LISTING →
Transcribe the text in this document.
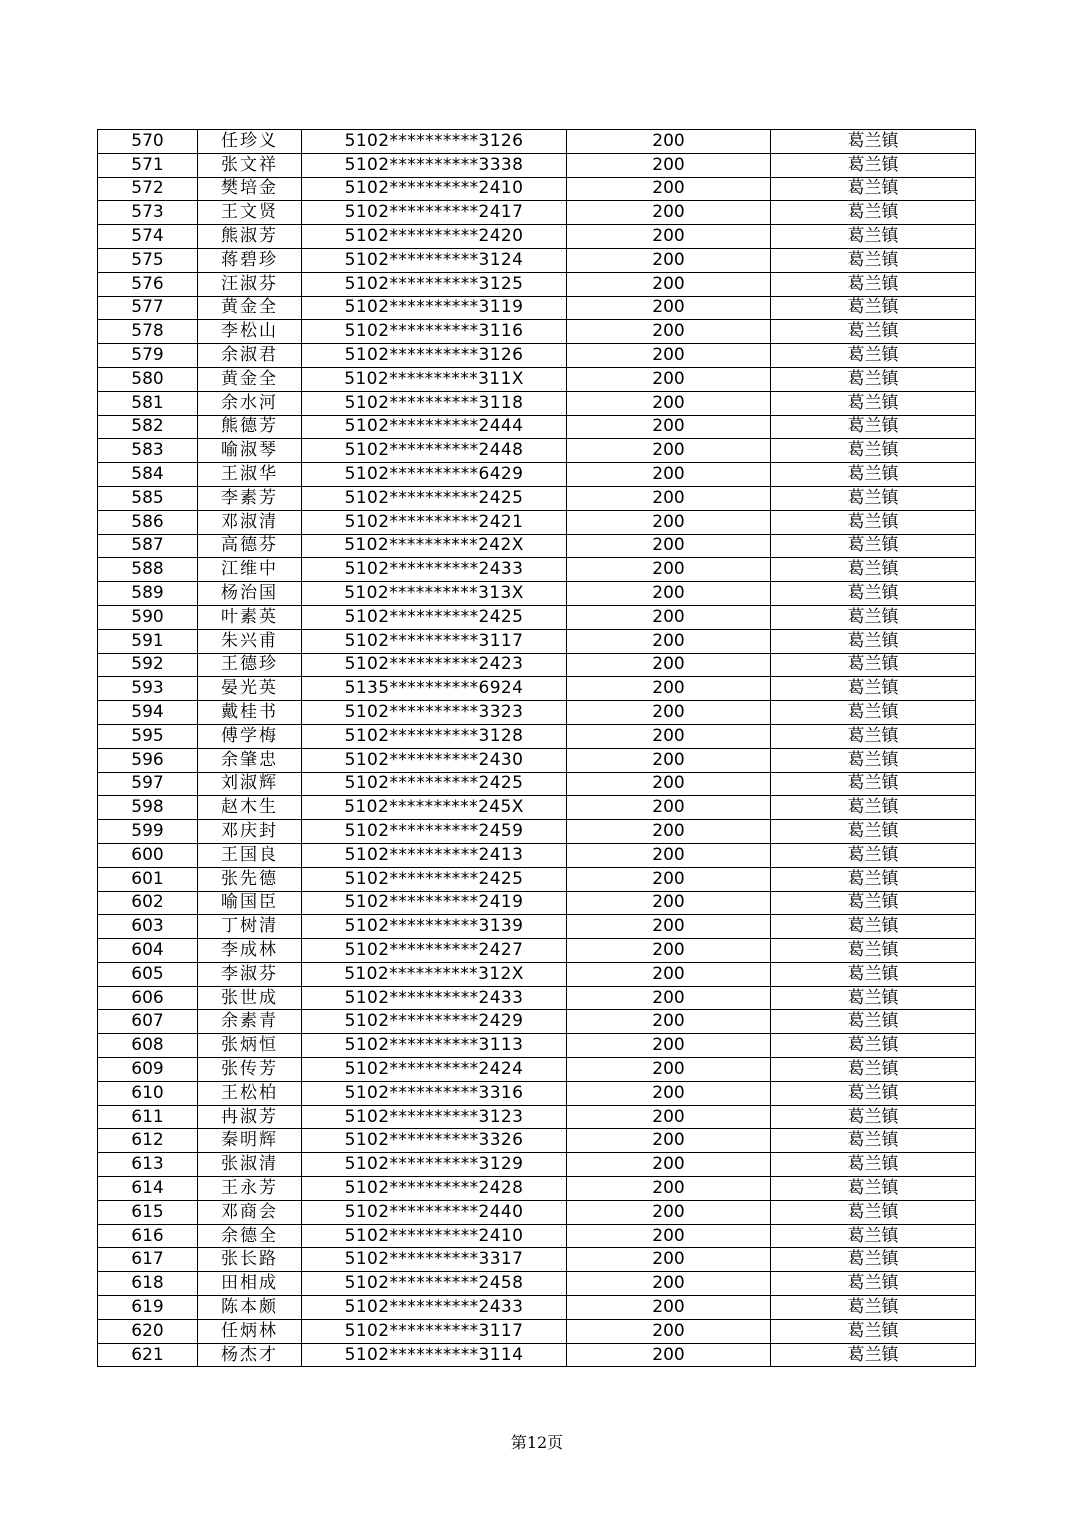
570	任珍义	5102**********3126	200	葛兰镇
571	张文祥	5102**********3338	200	葛兰镇
572	樊培金	5102**********2410	200	葛兰镇
573	王文贤	5102**********2417	200	葛兰镇
574	熊淑芳	5102**********2420	200	葛兰镇
575	蒋碧珍	5102**********3124	200	葛兰镇
576	汪淑芬	5102**********3125	200	葛兰镇
577	黄金全	5102**********3119	200	葛兰镇
578	李松山	5102**********3116	200	葛兰镇
579	余淑君	5102**********3126	200	葛兰镇
580	黄金全	5102**********311X	200	葛兰镇
581	余水河	5102**********3118	200	葛兰镇
582	熊德芳	5102**********2444	200	葛兰镇
583	喻淑琴	5102**********2448	200	葛兰镇
584	王淑华	5102**********6429	200	葛兰镇
585	李素芳	5102**********2425	200	葛兰镇
586	邓淑清	5102**********2421	200	葛兰镇
587	高德芬	5102**********242X	200	葛兰镇
588	江维中	5102**********2433	200	葛兰镇
589	杨治国	5102**********313X	200	葛兰镇
590	叶素英	5102**********2425	200	葛兰镇
591	朱兴甫	5102**********3117	200	葛兰镇
592	王德珍	5102**********2423	200	葛兰镇
593	晏光英	5135**********6924	200	葛兰镇
594	戴桂书	5102**********3323	200	葛兰镇
595	傅学梅	5102**********3128	200	葛兰镇
596	余肇忠	5102**********2430	200	葛兰镇
597	刘淑辉	5102**********2425	200	葛兰镇
598	赵木生	5102**********245X	200	葛兰镇
599	邓庆封	5102**********2459	200	葛兰镇
600	王国良	5102**********2413	200	葛兰镇
601	张先德	5102**********2425	200	葛兰镇
602	喻国臣	5102**********2419	200	葛兰镇
603	丁树清	5102**********3139	200	葛兰镇
604	李成林	5102**********2427	200	葛兰镇
605	李淑芬	5102**********312X	200	葛兰镇
606	张世成	5102**********2433	200	葛兰镇
607	余素青	5102**********2429	200	葛兰镇
608	张炳恒	5102**********3113	200	葛兰镇
609	张传芳	5102**********2424	200	葛兰镇
610	王松柏	5102**********3316	200	葛兰镇
611	冉淑芳	5102**********3123	200	葛兰镇
612	秦明辉	5102**********3326	200	葛兰镇
613	张淑清	5102**********3129	200	葛兰镇
614	王永芳	5102**********2428	200	葛兰镇
615	邓商会	5102**********2440	200	葛兰镇
616	余德全	5102**********2410	200	葛兰镇
617	张长路	5102**********3317	200	葛兰镇
618	田相成	5102**********2458	200	葛兰镇
619	陈本颇	5102**********2433	200	葛兰镇
620	任炳林	5102**********3117	200	葛兰镇
621	杨杰才	5102**********3114	200	葛兰镇
第12页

EXERCISE PROMPT → Copy all the data exactly as written, but skip any picture.

THE OUTPUT →
Transcribe the text in this document.
570	任珍义	5102**********3126	200	葛兰镇
571	张文祥	5102**********3338	200	葛兰镇
572	樊培金	5102**********2410	200	葛兰镇
573	王文贤	5102**********2417	200	葛兰镇
574	熊淑芳	5102**********2420	200	葛兰镇
575	蒋碧珍	5102**********3124	200	葛兰镇
576	汪淑芬	5102**********3125	200	葛兰镇
577	黄金全	5102**********3119	200	葛兰镇
578	李松山	5102**********3116	200	葛兰镇
579	余淑君	5102**********3126	200	葛兰镇
580	黄金全	5102**********311X	200	葛兰镇
581	余水河	5102**********3118	200	葛兰镇
582	熊德芳	5102**********2444	200	葛兰镇
583	喻淑琴	5102**********2448	200	葛兰镇
584	王淑华	5102**********6429	200	葛兰镇
585	李素芳	5102**********2425	200	葛兰镇
586	邓淑清	5102**********2421	200	葛兰镇
587	高德芬	5102**********242X	200	葛兰镇
588	江维中	5102**********2433	200	葛兰镇
589	杨治国	5102**********313X	200	葛兰镇
590	叶素英	5102**********2425	200	葛兰镇
591	朱兴甫	5102**********3117	200	葛兰镇
592	王德珍	5102**********2423	200	葛兰镇
593	晏光英	5135**********6924	200	葛兰镇
594	戴桂书	5102**********3323	200	葛兰镇
595	傅学梅	5102**********3128	200	葛兰镇
596	余肇忠	5102**********2430	200	葛兰镇
597	刘淑辉	5102**********2425	200	葛兰镇
598	赵木生	5102**********245X	200	葛兰镇
599	邓庆封	5102**********2459	200	葛兰镇
600	王国良	5102**********2413	200	葛兰镇
601	张先德	5102**********2425	200	葛兰镇
602	喻国臣	5102**********2419	200	葛兰镇
603	丁树清	5102**********3139	200	葛兰镇
604	李成林	5102**********2427	200	葛兰镇
605	李淑芬	5102**********312X	200	葛兰镇
606	张世成	5102**********2433	200	葛兰镇
607	余素青	5102**********2429	200	葛兰镇
608	张炳恒	5102**********3113	200	葛兰镇
609	张传芳	5102**********2424	200	葛兰镇
610	王松柏	5102**********3316	200	葛兰镇
611	冉淑芳	5102**********3123	200	葛兰镇
612	秦明辉	5102**********3326	200	葛兰镇
613	张淑清	5102**********3129	200	葛兰镇
614	王永芳	5102**********2428	200	葛兰镇
615	邓商会	5102**********2440	200	葛兰镇
616	余德全	5102**********2410	200	葛兰镇
617	张长路	5102**********3317	200	葛兰镇
618	田相成	5102**********2458	200	葛兰镇
619	陈本颇	5102**********2433	200	葛兰镇
620	任炳林	5102**********3117	200	葛兰镇
621	杨杰才	5102**********3114	200	葛兰镇
第12页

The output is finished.